● WHAT IS REQUIRED
Print out every line, exactly as written.

Dataset entries on figures
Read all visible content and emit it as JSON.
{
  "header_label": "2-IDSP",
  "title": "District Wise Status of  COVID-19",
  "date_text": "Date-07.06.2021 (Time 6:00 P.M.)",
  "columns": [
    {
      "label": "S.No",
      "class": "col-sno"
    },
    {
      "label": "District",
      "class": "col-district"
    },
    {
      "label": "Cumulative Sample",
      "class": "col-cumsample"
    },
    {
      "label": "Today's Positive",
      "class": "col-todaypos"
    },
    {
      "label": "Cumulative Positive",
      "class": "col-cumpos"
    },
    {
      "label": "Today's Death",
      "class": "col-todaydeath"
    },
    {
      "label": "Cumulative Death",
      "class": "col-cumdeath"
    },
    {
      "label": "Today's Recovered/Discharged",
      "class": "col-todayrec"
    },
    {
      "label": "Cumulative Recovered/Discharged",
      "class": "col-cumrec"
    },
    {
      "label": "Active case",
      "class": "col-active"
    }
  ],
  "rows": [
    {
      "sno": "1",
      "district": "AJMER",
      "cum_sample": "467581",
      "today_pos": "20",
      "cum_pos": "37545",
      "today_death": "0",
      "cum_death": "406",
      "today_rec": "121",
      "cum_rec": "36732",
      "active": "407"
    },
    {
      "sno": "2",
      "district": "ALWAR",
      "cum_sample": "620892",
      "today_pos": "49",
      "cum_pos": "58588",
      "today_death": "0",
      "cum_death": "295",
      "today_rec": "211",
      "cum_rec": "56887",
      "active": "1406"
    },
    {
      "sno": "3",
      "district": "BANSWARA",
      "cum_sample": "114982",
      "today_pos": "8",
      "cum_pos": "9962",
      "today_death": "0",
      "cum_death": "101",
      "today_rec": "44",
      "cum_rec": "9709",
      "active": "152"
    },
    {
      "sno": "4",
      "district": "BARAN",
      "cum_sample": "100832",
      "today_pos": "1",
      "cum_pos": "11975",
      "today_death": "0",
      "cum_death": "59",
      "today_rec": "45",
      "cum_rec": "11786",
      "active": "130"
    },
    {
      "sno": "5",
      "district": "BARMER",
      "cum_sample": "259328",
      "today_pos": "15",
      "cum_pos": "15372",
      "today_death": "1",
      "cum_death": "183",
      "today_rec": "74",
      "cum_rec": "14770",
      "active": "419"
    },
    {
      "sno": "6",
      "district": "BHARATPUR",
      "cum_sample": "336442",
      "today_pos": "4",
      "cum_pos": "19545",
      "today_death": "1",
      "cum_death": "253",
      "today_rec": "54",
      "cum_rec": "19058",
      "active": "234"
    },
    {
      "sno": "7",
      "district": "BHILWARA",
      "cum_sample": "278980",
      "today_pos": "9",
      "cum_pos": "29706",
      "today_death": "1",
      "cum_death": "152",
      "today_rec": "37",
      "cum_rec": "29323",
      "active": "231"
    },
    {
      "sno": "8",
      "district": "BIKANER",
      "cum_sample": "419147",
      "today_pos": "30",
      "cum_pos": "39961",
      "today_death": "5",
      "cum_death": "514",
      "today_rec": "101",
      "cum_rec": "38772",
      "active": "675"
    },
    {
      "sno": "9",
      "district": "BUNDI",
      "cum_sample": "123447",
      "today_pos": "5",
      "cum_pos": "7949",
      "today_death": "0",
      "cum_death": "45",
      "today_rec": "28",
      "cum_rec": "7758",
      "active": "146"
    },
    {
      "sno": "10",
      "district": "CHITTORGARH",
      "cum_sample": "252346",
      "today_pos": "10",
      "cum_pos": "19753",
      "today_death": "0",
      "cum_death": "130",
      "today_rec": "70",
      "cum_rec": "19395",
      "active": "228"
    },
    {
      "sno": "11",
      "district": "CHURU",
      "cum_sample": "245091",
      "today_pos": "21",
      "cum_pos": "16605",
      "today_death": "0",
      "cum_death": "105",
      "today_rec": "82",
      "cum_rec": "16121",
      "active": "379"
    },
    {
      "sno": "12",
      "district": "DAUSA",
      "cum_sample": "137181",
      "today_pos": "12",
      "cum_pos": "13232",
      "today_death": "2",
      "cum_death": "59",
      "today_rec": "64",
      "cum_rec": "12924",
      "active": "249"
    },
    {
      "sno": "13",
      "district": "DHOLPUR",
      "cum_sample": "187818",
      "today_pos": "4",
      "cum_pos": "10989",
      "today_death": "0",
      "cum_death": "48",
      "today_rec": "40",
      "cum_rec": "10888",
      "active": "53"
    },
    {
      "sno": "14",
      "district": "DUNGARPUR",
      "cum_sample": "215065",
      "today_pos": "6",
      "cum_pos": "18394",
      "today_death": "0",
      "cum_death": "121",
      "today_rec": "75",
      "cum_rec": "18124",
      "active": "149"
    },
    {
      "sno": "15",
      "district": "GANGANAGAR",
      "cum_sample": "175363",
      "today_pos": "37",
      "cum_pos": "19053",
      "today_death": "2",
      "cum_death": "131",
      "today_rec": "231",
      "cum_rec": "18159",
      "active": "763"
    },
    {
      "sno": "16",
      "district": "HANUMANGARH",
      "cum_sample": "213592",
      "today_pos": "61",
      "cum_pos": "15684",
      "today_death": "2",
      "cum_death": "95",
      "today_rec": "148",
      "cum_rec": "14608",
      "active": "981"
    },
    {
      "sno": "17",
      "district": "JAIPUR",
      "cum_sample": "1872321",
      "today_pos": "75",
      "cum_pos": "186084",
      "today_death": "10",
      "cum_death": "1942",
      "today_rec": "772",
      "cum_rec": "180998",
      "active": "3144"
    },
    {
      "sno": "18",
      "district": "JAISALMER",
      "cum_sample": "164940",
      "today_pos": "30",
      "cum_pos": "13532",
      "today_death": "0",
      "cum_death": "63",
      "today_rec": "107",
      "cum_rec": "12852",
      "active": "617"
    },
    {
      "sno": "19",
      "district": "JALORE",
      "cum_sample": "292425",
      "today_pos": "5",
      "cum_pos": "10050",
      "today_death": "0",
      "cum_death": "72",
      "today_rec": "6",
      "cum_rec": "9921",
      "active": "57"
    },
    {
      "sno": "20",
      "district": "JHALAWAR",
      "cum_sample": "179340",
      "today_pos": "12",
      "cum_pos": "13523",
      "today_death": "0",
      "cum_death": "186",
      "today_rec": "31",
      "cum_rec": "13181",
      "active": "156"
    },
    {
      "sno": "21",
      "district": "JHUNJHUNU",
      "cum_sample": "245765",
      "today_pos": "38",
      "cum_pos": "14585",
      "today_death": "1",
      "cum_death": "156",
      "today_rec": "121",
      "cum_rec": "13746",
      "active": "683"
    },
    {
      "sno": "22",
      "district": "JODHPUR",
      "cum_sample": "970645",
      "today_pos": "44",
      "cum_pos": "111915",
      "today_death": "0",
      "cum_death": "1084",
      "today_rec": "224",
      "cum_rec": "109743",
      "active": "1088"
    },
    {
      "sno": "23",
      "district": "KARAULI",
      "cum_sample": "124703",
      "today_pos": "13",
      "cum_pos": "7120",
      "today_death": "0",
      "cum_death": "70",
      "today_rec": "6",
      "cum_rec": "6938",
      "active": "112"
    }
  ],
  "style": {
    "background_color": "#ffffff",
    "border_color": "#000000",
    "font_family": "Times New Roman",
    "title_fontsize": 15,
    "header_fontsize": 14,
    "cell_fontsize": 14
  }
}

● FINISHED EXERCISE
Read all visible content and emit it as JSON.
{
  "header_label": "2-IDSP",
  "title": "District Wise Status of  COVID-19",
  "date_text": "Date-07.06.2021 (Time 6:00 P.M.)",
  "columns": [
    {
      "label": "S.No",
      "class": "col-sno"
    },
    {
      "label": "District",
      "class": "col-district"
    },
    {
      "label": "Cumulative Sample",
      "class": "col-cumsample"
    },
    {
      "label": "Today's Positive",
      "class": "col-todaypos"
    },
    {
      "label": "Cumulative Positive",
      "class": "col-cumpos"
    },
    {
      "label": "Today's Death",
      "class": "col-todaydeath"
    },
    {
      "label": "Cumulative Death",
      "class": "col-cumdeath"
    },
    {
      "label": "Today's Recovered/Discharged",
      "class": "col-todayrec"
    },
    {
      "label": "Cumulative Recovered/Discharged",
      "class": "col-cumrec"
    },
    {
      "label": "Active case",
      "class": "col-active"
    }
  ],
  "rows": [
    {
      "sno": "1",
      "district": "AJMER",
      "cum_sample": "467581",
      "today_pos": "20",
      "cum_pos": "37545",
      "today_death": "0",
      "cum_death": "406",
      "today_rec": "121",
      "cum_rec": "36732",
      "active": "407"
    },
    {
      "sno": "2",
      "district": "ALWAR",
      "cum_sample": "620892",
      "today_pos": "49",
      "cum_pos": "58588",
      "today_death": "0",
      "cum_death": "295",
      "today_rec": "211",
      "cum_rec": "56887",
      "active": "1406"
    },
    {
      "sno": "3",
      "district": "BANSWARA",
      "cum_sample": "114982",
      "today_pos": "8",
      "cum_pos": "9962",
      "today_death": "0",
      "cum_death": "101",
      "today_rec": "44",
      "cum_rec": "9709",
      "active": "152"
    },
    {
      "sno": "4",
      "district": "BARAN",
      "cum_sample": "100832",
      "today_pos": "1",
      "cum_pos": "11975",
      "today_death": "0",
      "cum_death": "59",
      "today_rec": "45",
      "cum_rec": "11786",
      "active": "130"
    },
    {
      "sno": "5",
      "district": "BARMER",
      "cum_sample": "259328",
      "today_pos": "15",
      "cum_pos": "15372",
      "today_death": "1",
      "cum_death": "183",
      "today_rec": "74",
      "cum_rec": "14770",
      "active": "419"
    },
    {
      "sno": "6",
      "district": "BHARATPUR",
      "cum_sample": "336442",
      "today_pos": "4",
      "cum_pos": "19545",
      "today_death": "1",
      "cum_death": "253",
      "today_rec": "54",
      "cum_rec": "19058",
      "active": "234"
    },
    {
      "sno": "7",
      "district": "BHILWARA",
      "cum_sample": "278980",
      "today_pos": "9",
      "cum_pos": "29706",
      "today_death": "1",
      "cum_death": "152",
      "today_rec": "37",
      "cum_rec": "29323",
      "active": "231"
    },
    {
      "sno": "8",
      "district": "BIKANER",
      "cum_sample": "419147",
      "today_pos": "30",
      "cum_pos": "39961",
      "today_death": "5",
      "cum_death": "514",
      "today_rec": "101",
      "cum_rec": "38772",
      "active": "675"
    },
    {
      "sno": "9",
      "district": "BUNDI",
      "cum_sample": "123447",
      "today_pos": "5",
      "cum_pos": "7949",
      "today_death": "0",
      "cum_death": "45",
      "today_rec": "28",
      "cum_rec": "7758",
      "active": "146"
    },
    {
      "sno": "10",
      "district": "CHITTORGARH",
      "cum_sample": "252346",
      "today_pos": "10",
      "cum_pos": "19753",
      "today_death": "0",
      "cum_death": "130",
      "today_rec": "70",
      "cum_rec": "19395",
      "active": "228"
    },
    {
      "sno": "11",
      "district": "CHURU",
      "cum_sample": "245091",
      "today_pos": "21",
      "cum_pos": "16605",
      "today_death": "0",
      "cum_death": "105",
      "today_rec": "82",
      "cum_rec": "16121",
      "active": "379"
    },
    {
      "sno": "12",
      "district": "DAUSA",
      "cum_sample": "137181",
      "today_pos": "12",
      "cum_pos": "13232",
      "today_death": "2",
      "cum_death": "59",
      "today_rec": "64",
      "cum_rec": "12924",
      "active": "249"
    },
    {
      "sno": "13",
      "district": "DHOLPUR",
      "cum_sample": "187818",
      "today_pos": "4",
      "cum_pos": "10989",
      "today_death": "0",
      "cum_death": "48",
      "today_rec": "40",
      "cum_rec": "10888",
      "active": "53"
    },
    {
      "sno": "14",
      "district": "DUNGARPUR",
      "cum_sample": "215065",
      "today_pos": "6",
      "cum_pos": "18394",
      "today_death": "0",
      "cum_death": "121",
      "today_rec": "75",
      "cum_rec": "18124",
      "active": "149"
    },
    {
      "sno": "15",
      "district": "GANGANAGAR",
      "cum_sample": "175363",
      "today_pos": "37",
      "cum_pos": "19053",
      "today_death": "2",
      "cum_death": "131",
      "today_rec": "231",
      "cum_rec": "18159",
      "active": "763"
    },
    {
      "sno": "16",
      "district": "HANUMANGARH",
      "cum_sample": "213592",
      "today_pos": "61",
      "cum_pos": "15684",
      "today_death": "2",
      "cum_death": "95",
      "today_rec": "148",
      "cum_rec": "14608",
      "active": "981"
    },
    {
      "sno": "17",
      "district": "JAIPUR",
      "cum_sample": "1872321",
      "today_pos": "75",
      "cum_pos": "186084",
      "today_death": "10",
      "cum_death": "1942",
      "today_rec": "772",
      "cum_rec": "180998",
      "active": "3144"
    },
    {
      "sno": "18",
      "district": "JAISALMER",
      "cum_sample": "164940",
      "today_pos": "30",
      "cum_pos": "13532",
      "today_death": "0",
      "cum_death": "63",
      "today_rec": "107",
      "cum_rec": "12852",
      "active": "617"
    },
    {
      "sno": "19",
      "district": "JALORE",
      "cum_sample": "292425",
      "today_pos": "5",
      "cum_pos": "10050",
      "today_death": "0",
      "cum_death": "72",
      "today_rec": "6",
      "cum_rec": "9921",
      "active": "57"
    },
    {
      "sno": "20",
      "district": "JHALAWAR",
      "cum_sample": "179340",
      "today_pos": "12",
      "cum_pos": "13523",
      "today_death": "0",
      "cum_death": "186",
      "today_rec": "31",
      "cum_rec": "13181",
      "active": "156"
    },
    {
      "sno": "21",
      "district": "JHUNJHUNU",
      "cum_sample": "245765",
      "today_pos": "38",
      "cum_pos": "14585",
      "today_death": "1",
      "cum_death": "156",
      "today_rec": "121",
      "cum_rec": "13746",
      "active": "683"
    },
    {
      "sno": "22",
      "district": "JODHPUR",
      "cum_sample": "970645",
      "today_pos": "44",
      "cum_pos": "111915",
      "today_death": "0",
      "cum_death": "1084",
      "today_rec": "224",
      "cum_rec": "109743",
      "active": "1088"
    },
    {
      "sno": "23",
      "district": "KARAULI",
      "cum_sample": "124703",
      "today_pos": "13",
      "cum_pos": "7120",
      "today_death": "0",
      "cum_death": "70",
      "today_rec": "6",
      "cum_rec": "6938",
      "active": "112"
    }
  ],
  "style": {
    "background_color": "#ffffff",
    "border_color": "#000000",
    "font_family": "Times New Roman",
    "title_fontsize": 15,
    "header_fontsize": 14,
    "cell_fontsize": 14
  }
}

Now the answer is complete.